[REQUIRED WORK] Copy every line of the data below word for word.

[Coordinate annotation data]
★ ★ ★ ★ ★

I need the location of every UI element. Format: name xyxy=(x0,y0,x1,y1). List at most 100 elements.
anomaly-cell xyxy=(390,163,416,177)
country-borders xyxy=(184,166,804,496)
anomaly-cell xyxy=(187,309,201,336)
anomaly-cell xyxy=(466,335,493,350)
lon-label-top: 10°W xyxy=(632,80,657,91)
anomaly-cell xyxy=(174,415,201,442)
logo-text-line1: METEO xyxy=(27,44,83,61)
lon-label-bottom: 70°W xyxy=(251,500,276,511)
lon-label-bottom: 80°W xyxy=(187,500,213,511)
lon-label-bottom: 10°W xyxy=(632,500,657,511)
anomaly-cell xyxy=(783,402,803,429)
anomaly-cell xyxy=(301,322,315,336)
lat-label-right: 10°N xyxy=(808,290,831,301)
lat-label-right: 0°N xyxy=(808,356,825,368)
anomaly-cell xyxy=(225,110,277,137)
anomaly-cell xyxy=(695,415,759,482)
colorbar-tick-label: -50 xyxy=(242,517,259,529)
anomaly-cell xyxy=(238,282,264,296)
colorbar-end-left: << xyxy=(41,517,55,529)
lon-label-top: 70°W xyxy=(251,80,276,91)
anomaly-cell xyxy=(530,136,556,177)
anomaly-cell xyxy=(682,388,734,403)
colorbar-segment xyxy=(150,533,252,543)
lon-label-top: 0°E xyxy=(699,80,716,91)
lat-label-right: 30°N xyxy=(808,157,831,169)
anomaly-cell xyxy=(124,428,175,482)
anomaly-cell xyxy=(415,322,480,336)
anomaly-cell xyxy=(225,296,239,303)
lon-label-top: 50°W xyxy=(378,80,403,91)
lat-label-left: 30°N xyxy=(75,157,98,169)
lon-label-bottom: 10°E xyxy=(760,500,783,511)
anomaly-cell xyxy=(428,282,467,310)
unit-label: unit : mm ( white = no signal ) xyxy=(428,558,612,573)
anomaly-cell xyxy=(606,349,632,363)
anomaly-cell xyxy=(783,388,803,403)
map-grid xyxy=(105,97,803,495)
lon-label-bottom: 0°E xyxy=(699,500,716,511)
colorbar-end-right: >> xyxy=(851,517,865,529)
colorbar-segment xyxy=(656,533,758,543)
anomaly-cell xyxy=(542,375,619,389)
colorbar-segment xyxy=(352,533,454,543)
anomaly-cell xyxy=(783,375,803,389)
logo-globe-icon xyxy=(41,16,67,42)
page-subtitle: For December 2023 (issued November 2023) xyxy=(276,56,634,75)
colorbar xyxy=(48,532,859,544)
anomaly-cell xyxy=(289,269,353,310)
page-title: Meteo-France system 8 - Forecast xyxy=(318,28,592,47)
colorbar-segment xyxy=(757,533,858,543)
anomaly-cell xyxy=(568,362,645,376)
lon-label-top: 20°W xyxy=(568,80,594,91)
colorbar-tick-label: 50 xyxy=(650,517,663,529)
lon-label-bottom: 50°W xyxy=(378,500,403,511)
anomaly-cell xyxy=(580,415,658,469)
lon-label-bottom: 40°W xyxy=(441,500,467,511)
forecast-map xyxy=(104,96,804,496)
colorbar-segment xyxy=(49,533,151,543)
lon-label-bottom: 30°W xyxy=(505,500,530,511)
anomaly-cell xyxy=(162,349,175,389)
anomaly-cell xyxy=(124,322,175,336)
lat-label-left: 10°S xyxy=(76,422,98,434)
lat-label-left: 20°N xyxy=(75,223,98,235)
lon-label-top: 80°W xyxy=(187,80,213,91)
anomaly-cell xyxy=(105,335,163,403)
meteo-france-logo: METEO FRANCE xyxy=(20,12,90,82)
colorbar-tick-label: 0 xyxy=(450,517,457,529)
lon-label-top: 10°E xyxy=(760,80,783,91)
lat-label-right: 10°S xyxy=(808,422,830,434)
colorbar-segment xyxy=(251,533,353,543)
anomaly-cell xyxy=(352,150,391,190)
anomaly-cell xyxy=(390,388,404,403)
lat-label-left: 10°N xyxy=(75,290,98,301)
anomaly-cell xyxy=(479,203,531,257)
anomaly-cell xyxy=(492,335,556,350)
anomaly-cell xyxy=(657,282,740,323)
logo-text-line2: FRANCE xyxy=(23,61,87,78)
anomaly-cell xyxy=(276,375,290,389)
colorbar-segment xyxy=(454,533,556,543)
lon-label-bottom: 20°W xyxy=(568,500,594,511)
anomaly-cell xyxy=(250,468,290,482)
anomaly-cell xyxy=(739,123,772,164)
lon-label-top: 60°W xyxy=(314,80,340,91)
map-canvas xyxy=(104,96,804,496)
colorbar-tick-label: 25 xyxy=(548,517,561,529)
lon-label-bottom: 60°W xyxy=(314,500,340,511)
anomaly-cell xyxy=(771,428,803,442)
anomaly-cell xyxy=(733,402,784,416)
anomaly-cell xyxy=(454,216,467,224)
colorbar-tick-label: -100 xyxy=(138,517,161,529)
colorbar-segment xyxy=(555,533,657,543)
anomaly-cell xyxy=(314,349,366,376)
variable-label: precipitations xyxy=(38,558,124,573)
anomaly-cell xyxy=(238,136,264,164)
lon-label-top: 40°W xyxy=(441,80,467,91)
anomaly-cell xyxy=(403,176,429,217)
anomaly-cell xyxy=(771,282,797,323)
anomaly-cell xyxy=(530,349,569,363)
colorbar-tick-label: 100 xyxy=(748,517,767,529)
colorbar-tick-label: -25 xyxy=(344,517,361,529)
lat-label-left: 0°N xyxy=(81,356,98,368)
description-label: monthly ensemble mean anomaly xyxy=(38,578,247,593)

★ ★ ★ ★ ★

[TASK RESULT]
I need the location of every UI element. Format: name xyxy=(x0,y0,x1,y1). List at most 100 elements.
anomaly-cell xyxy=(390,163,416,177)
country-borders xyxy=(184,166,804,496)
anomaly-cell xyxy=(187,309,201,336)
anomaly-cell xyxy=(466,335,493,350)
lon-label-top: 10°W xyxy=(632,80,657,91)
anomaly-cell xyxy=(174,415,201,442)
logo-text-line1: METEO xyxy=(27,44,83,61)
lon-label-bottom: 70°W xyxy=(251,500,276,511)
lon-label-bottom: 80°W xyxy=(187,500,213,511)
lon-label-bottom: 10°W xyxy=(632,500,657,511)
anomaly-cell xyxy=(783,402,803,429)
anomaly-cell xyxy=(301,322,315,336)
lat-label-right: 10°N xyxy=(808,290,831,301)
lat-label-right: 0°N xyxy=(808,356,825,368)
anomaly-cell xyxy=(225,110,277,137)
anomaly-cell xyxy=(695,415,759,482)
colorbar-tick-label: -50 xyxy=(242,517,259,529)
anomaly-cell xyxy=(238,282,264,296)
colorbar-end-left: << xyxy=(41,517,55,529)
lon-label-top: 70°W xyxy=(251,80,276,91)
anomaly-cell xyxy=(530,136,556,177)
anomaly-cell xyxy=(682,388,734,403)
colorbar-segment xyxy=(150,533,252,543)
lon-label-top: 0°E xyxy=(699,80,716,91)
lat-label-right: 30°N xyxy=(808,157,831,169)
anomaly-cell xyxy=(124,428,175,482)
anomaly-cell xyxy=(415,322,480,336)
anomaly-cell xyxy=(225,296,239,303)
lon-label-top: 50°W xyxy=(378,80,403,91)
lat-label-left: 30°N xyxy=(75,157,98,169)
lon-label-bottom: 10°E xyxy=(760,500,783,511)
anomaly-cell xyxy=(428,282,467,310)
unit-label: unit : mm ( white = no signal ) xyxy=(428,558,612,573)
anomaly-cell xyxy=(606,349,632,363)
anomaly-cell xyxy=(783,388,803,403)
map-grid xyxy=(105,97,803,495)
lon-label-bottom: 0°E xyxy=(699,500,716,511)
colorbar-end-right: >> xyxy=(851,517,865,529)
colorbar-segment xyxy=(656,533,758,543)
anomaly-cell xyxy=(542,375,619,389)
colorbar-segment xyxy=(352,533,454,543)
anomaly-cell xyxy=(783,375,803,389)
logo-globe-icon xyxy=(41,16,67,42)
page-subtitle: For December 2023 (issued November 2023) xyxy=(276,56,634,75)
colorbar xyxy=(48,532,859,544)
anomaly-cell xyxy=(289,269,353,310)
page-title: Meteo-France system 8 - Forecast xyxy=(318,28,592,47)
colorbar-segment xyxy=(757,533,858,543)
anomaly-cell xyxy=(568,362,645,376)
lon-label-top: 20°W xyxy=(568,80,594,91)
colorbar-tick-label: 50 xyxy=(650,517,663,529)
lon-label-bottom: 50°W xyxy=(378,500,403,511)
anomaly-cell xyxy=(580,415,658,469)
lon-label-bottom: 40°W xyxy=(441,500,467,511)
forecast-map xyxy=(104,96,804,496)
colorbar-segment xyxy=(49,533,151,543)
lon-label-bottom: 30°W xyxy=(505,500,530,511)
anomaly-cell xyxy=(162,349,175,389)
anomaly-cell xyxy=(124,322,175,336)
lat-label-left: 10°S xyxy=(76,422,98,434)
lat-label-left: 20°N xyxy=(75,223,98,235)
lon-label-top: 80°W xyxy=(187,80,213,91)
anomaly-cell xyxy=(105,335,163,403)
meteo-france-logo: METEO FRANCE xyxy=(20,12,90,82)
colorbar-tick-label: 0 xyxy=(450,517,457,529)
lon-label-top: 10°E xyxy=(760,80,783,91)
lat-label-right: 10°S xyxy=(808,422,830,434)
colorbar-segment xyxy=(251,533,353,543)
anomaly-cell xyxy=(352,150,391,190)
anomaly-cell xyxy=(390,388,404,403)
lat-label-left: 10°N xyxy=(75,290,98,301)
anomaly-cell xyxy=(479,203,531,257)
anomaly-cell xyxy=(492,335,556,350)
anomaly-cell xyxy=(657,282,740,323)
logo-text-line2: FRANCE xyxy=(23,61,87,78)
anomaly-cell xyxy=(276,375,290,389)
colorbar-segment xyxy=(454,533,556,543)
lon-label-bottom: 20°W xyxy=(568,500,594,511)
anomaly-cell xyxy=(250,468,290,482)
anomaly-cell xyxy=(739,123,772,164)
lon-label-top: 60°W xyxy=(314,80,340,91)
map-canvas xyxy=(104,96,804,496)
colorbar-tick-label: 25 xyxy=(548,517,561,529)
lon-label-bottom: 60°W xyxy=(314,500,340,511)
anomaly-cell xyxy=(771,428,803,442)
anomaly-cell xyxy=(733,402,784,416)
anomaly-cell xyxy=(454,216,467,224)
colorbar-tick-label: -100 xyxy=(138,517,161,529)
colorbar-segment xyxy=(555,533,657,543)
anomaly-cell xyxy=(314,349,366,376)
variable-label: precipitations xyxy=(38,558,124,573)
anomaly-cell xyxy=(238,136,264,164)
lon-label-top: 40°W xyxy=(441,80,467,91)
anomaly-cell xyxy=(403,176,429,217)
anomaly-cell xyxy=(771,282,797,323)
anomaly-cell xyxy=(530,349,569,363)
colorbar-tick-label: 100 xyxy=(748,517,767,529)
colorbar-tick-label: -25 xyxy=(344,517,361,529)
lat-label-left: 0°N xyxy=(81,356,98,368)
description-label: monthly ensemble mean anomaly xyxy=(38,578,247,593)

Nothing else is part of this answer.